Data for this exercise
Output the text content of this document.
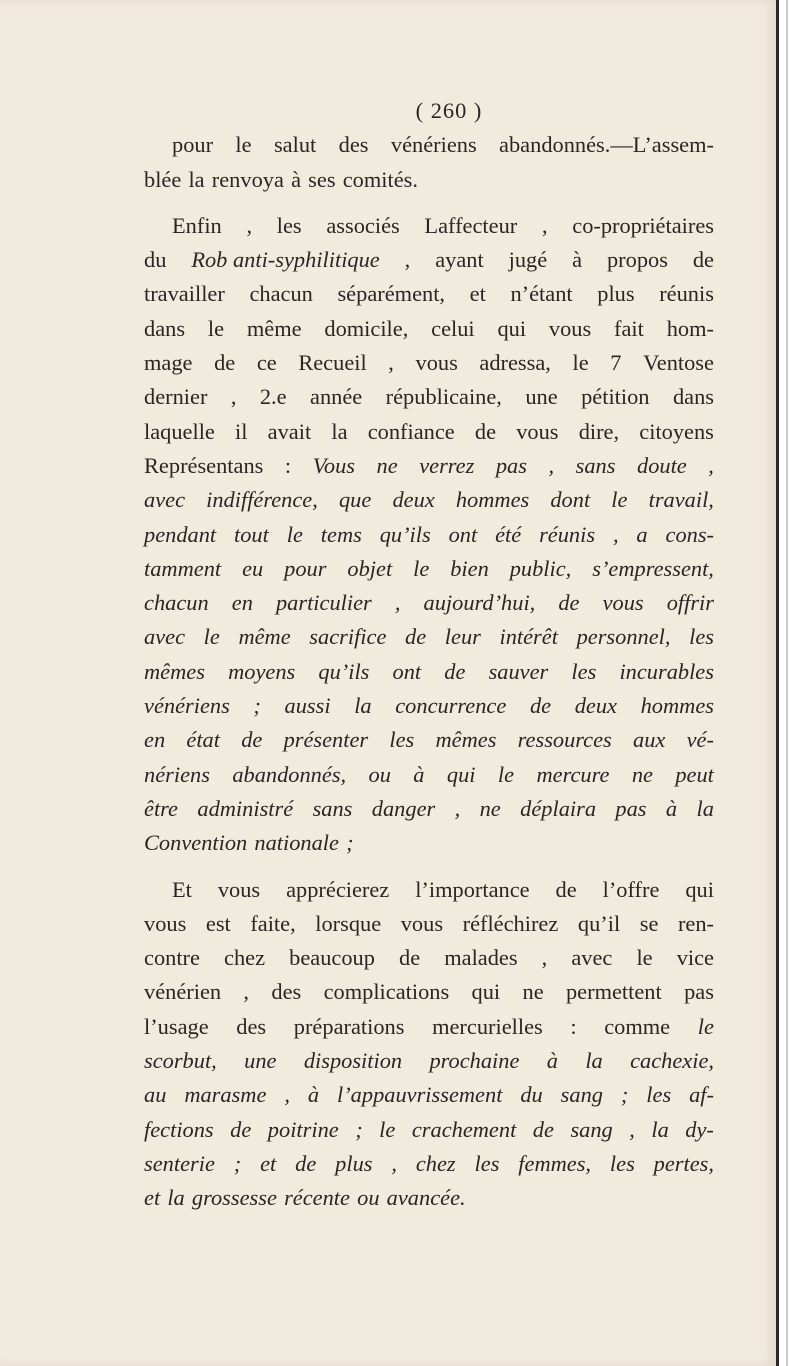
( 260 )
pour le salut des vénériens abandonnés.—L’assem-
blée la renvoya à ses comités.
Enfin , les associés Laffecteur , co-propriétaires
du Rob anti-syphilitique , ayant jugé à propos de
travailler chacun séparément, et n’étant plus réunis
dans le même domicile, celui qui vous fait hom-
mage de ce Recueil , vous adressa, le 7 Ventose
dernier , 2.e année républicaine, une pétition dans
laquelle il avait la confiance de vous dire, citoyens
Représentans : Vous ne verrez pas , sans doute ,
avec indifférence, que deux hommes dont le travail,
pendant tout le tems qu’ils ont été réunis , a cons-
tamment eu pour objet le bien public, s’empressent,
chacun en particulier , aujourd’hui, de vous offrir
avec le même sacrifice de leur intérêt personnel, les
mêmes moyens qu’ils ont de sauver les incurables
vénériens ; aussi la concurrence de deux hommes
en état de présenter les mêmes ressources aux vé-
nériens abandonnés, ou à qui le mercure ne peut
être administré sans danger , ne déplaira pas à la
Convention nationale ;
Et vous apprécierez l’importance de l’offre qui
vous est faite, lorsque vous réfléchirez qu’il se ren-
contre chez beaucoup de malades , avec le vice
vénérien , des complications qui ne permettent pas
l’usage des préparations mercurielles : comme le
scorbut, une disposition prochaine à la cachexie,
au marasme , à l’appauvrissement du sang ; les af-
fections de poitrine ; le crachement de sang , la dy-
senterie ; et de plus , chez les femmes, les pertes,
et la grossesse récente ou avancée.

Required work
Return only the number of lines in the data above that include the word "réunis".

Answer to the exercise
2